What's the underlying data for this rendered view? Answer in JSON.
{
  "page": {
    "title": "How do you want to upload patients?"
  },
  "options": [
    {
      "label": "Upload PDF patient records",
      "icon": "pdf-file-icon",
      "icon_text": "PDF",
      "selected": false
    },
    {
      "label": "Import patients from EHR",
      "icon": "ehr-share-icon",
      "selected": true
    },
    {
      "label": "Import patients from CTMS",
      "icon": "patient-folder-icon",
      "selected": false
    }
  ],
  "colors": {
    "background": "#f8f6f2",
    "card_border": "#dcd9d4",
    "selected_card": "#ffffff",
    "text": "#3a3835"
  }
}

======

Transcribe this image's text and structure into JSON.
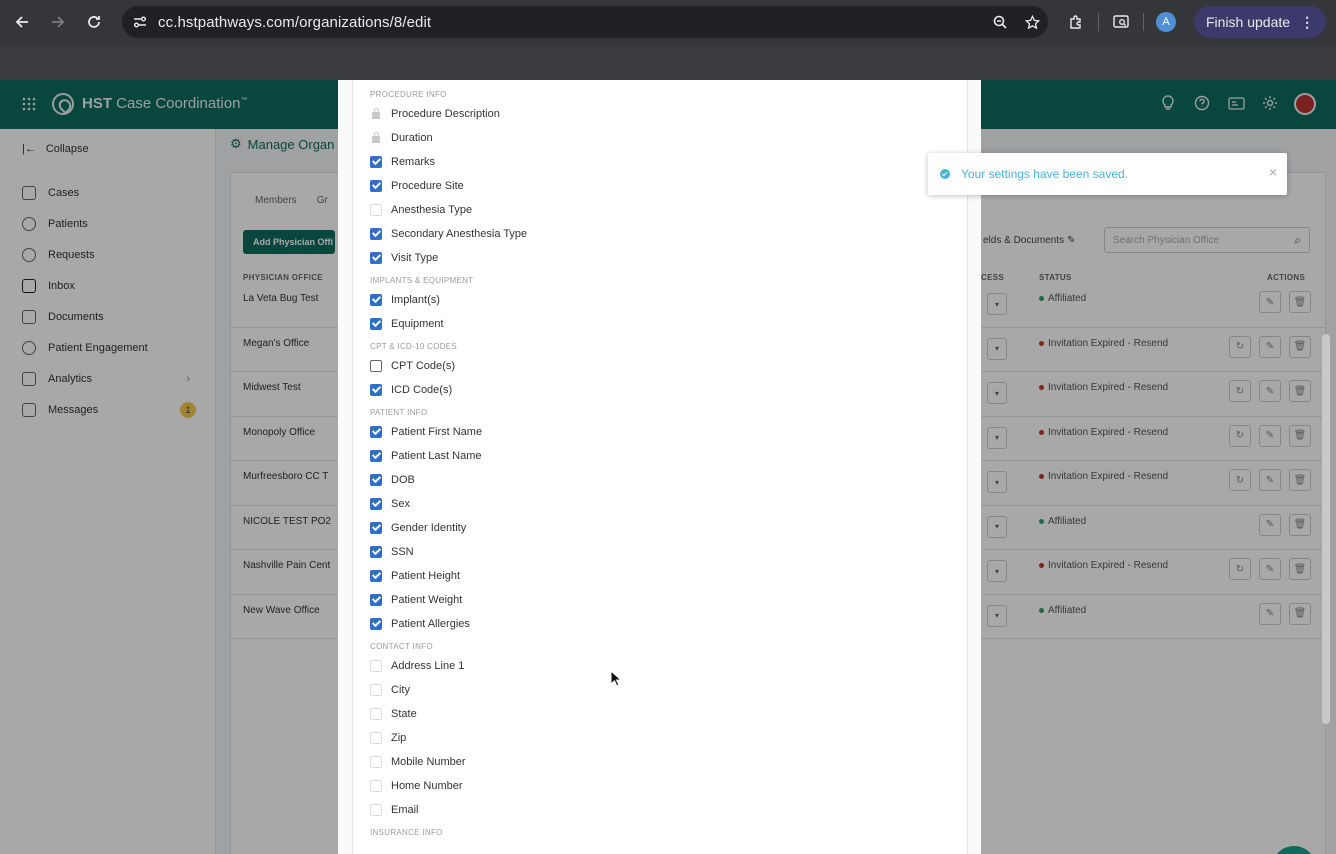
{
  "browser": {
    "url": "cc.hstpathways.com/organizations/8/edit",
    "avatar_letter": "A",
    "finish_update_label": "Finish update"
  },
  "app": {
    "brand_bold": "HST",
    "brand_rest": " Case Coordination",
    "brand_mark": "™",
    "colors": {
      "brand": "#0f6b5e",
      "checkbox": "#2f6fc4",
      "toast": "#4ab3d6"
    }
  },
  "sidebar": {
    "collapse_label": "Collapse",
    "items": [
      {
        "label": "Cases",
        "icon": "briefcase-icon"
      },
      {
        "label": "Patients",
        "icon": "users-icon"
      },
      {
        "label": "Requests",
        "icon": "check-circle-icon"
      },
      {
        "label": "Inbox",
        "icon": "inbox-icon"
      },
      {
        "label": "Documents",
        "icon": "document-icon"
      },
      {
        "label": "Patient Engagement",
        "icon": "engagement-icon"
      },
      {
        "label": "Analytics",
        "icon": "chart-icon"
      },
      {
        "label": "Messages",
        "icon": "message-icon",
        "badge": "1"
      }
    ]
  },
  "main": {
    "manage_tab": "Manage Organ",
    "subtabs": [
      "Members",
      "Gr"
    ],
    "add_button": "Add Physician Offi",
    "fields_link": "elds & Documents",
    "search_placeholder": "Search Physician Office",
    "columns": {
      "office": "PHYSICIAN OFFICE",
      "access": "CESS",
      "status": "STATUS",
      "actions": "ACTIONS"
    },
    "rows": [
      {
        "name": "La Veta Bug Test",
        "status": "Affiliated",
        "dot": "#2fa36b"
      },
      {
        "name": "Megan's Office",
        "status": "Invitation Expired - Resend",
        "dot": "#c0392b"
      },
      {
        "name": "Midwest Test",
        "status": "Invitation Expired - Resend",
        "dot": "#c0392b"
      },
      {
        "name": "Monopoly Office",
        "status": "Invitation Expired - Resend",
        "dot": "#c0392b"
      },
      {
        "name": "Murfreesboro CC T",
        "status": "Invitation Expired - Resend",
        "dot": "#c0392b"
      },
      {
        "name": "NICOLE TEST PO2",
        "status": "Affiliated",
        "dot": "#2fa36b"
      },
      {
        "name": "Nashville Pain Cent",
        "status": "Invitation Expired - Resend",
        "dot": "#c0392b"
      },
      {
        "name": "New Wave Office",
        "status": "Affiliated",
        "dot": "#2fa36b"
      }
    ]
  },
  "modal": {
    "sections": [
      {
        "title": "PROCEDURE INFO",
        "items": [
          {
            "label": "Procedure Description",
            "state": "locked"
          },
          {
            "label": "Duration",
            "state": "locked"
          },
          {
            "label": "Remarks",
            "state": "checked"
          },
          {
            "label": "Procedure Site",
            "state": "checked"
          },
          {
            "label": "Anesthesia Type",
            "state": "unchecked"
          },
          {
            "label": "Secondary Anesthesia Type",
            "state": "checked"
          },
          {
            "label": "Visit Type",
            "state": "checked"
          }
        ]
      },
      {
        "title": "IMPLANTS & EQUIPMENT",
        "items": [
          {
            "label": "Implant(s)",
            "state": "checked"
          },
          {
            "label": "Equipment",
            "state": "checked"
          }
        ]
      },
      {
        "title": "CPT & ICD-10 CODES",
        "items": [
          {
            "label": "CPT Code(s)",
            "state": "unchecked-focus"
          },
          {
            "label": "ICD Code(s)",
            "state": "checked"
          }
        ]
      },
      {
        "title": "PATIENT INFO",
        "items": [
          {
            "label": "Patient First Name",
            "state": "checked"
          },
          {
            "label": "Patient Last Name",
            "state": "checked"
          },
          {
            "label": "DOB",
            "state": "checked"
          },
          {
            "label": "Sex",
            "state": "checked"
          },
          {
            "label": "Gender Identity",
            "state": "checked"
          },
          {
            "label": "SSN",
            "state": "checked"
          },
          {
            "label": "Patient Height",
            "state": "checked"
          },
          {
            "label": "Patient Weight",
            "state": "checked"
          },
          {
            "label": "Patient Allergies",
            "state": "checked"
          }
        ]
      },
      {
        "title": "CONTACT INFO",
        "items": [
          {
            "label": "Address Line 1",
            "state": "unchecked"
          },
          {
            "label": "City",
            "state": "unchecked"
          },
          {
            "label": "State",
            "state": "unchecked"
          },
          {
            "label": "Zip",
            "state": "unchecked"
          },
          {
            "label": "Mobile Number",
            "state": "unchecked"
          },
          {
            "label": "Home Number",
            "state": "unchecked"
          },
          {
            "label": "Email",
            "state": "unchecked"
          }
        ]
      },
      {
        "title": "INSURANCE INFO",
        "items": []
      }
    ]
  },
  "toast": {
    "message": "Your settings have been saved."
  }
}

======

▸ What you need to do: Read through the lines above and collect those that contain the string "JSON".

▸ Answer to this exercise:
What's the underlying data for this rendered view? Answer in JSON.
Transcribe this image's text and structure into JSON.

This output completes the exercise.